- **Task to carry out**
Output the material word for word. Leave each picture out.

- **Material to process**
------
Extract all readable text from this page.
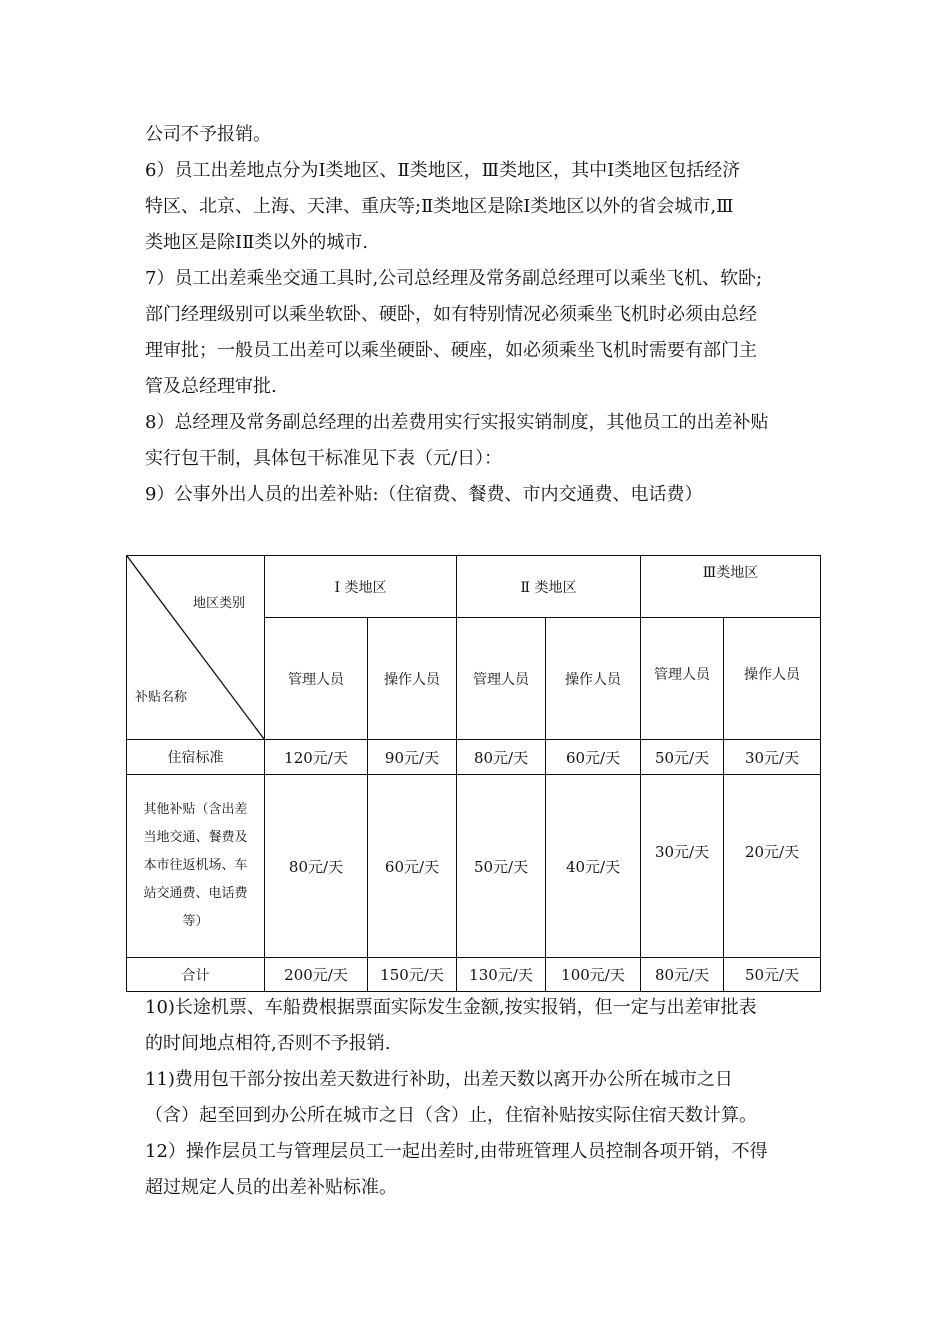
公司不予报销。
6）员工出差地点分为Ⅰ类地区、Ⅱ类地区，Ⅲ类地区，其中Ⅰ类地区包括经济
特区、北京、上海、天津、重庆等;Ⅱ类地区是除Ⅰ类地区以外的省会城市,Ⅲ
类地区是除ⅠⅡ类以外的城市.
7）员工出差乘坐交通工具时,公司总经理及常务副总经理可以乘坐飞机、软卧;
部门经理级别可以乘坐软卧、硬卧，如有特别情况必须乘坐飞机时必须由总经
理审批；一般员工出差可以乘坐硬卧、硬座，如必须乘坐飞机时需要有部门主
管及总经理审批.
8）总经理及常务副总经理的出差费用实行实报实销制度，其他员工的出差补贴
实行包干制，具体包干标准见下表（元/日）：
9）公事外出人员的出差补贴:（住宿费、餐费、市内交通费、电话费）
地区类别
补贴名称	Ⅰ 类地区		Ⅱ 类地区		Ⅲ类地区	
	管理人员	操作人员	管理人员	操作人员	管理人员	操作人员
住宿标准	120元/天	90元/天	80元/天	60元/天	50元/天	30元/天

其他补贴（含出差
当地交通、餐费及
本市往返机场、车
站交通费、电话费
等）	80元/天	60元/天	50元/天	40元/天	30元/天	20元/天
合计	200元/天	150元/天	130元/天	100元/天	80元/天	50元/天
10)长途机票、车船费根据票面实际发生金额,按实报销，但一定与出差审批表
的时间地点相符,否则不予报销.
11)费用包干部分按出差天数进行补助，出差天数以离开办公所在城市之日
（含）起至回到办公所在城市之日（含）止，住宿补贴按实际住宿天数计算。
12）操作层员工与管理层员工一起出差时,由带班管理人员控制各项开销，不得
超过规定人员的出差补贴标准。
------
- **Exercise output**
Extract all readable text from this page.
公司不予报销。
6）员工出差地点分为Ⅰ类地区、Ⅱ类地区，Ⅲ类地区，其中Ⅰ类地区包括经济
特区、北京、上海、天津、重庆等;Ⅱ类地区是除Ⅰ类地区以外的省会城市,Ⅲ
类地区是除ⅠⅡ类以外的城市.
7）员工出差乘坐交通工具时,公司总经理及常务副总经理可以乘坐飞机、软卧;
部门经理级别可以乘坐软卧、硬卧，如有特别情况必须乘坐飞机时必须由总经
理审批；一般员工出差可以乘坐硬卧、硬座，如必须乘坐飞机时需要有部门主
管及总经理审批.
8）总经理及常务副总经理的出差费用实行实报实销制度，其他员工的出差补贴
实行包干制，具体包干标准见下表（元/日）：
9）公事外出人员的出差补贴:（住宿费、餐费、市内交通费、电话费）
地区类别
补贴名称	Ⅰ 类地区		Ⅱ 类地区		Ⅲ类地区	
	管理人员	操作人员	管理人员	操作人员	管理人员	操作人员
住宿标准	120元/天	90元/天	80元/天	60元/天	50元/天	30元/天

其他补贴（含出差
当地交通、餐费及
本市往返机场、车
站交通费、电话费
等）	80元/天	60元/天	50元/天	40元/天	30元/天	20元/天
合计	200元/天	150元/天	130元/天	100元/天	80元/天	50元/天
10)长途机票、车船费根据票面实际发生金额,按实报销，但一定与出差审批表
的时间地点相符,否则不予报销.
11)费用包干部分按出差天数进行补助，出差天数以离开办公所在城市之日
（含）起至回到办公所在城市之日（含）止，住宿补贴按实际住宿天数计算。
12）操作层员工与管理层员工一起出差时,由带班管理人员控制各项开销，不得
超过规定人员的出差补贴标准。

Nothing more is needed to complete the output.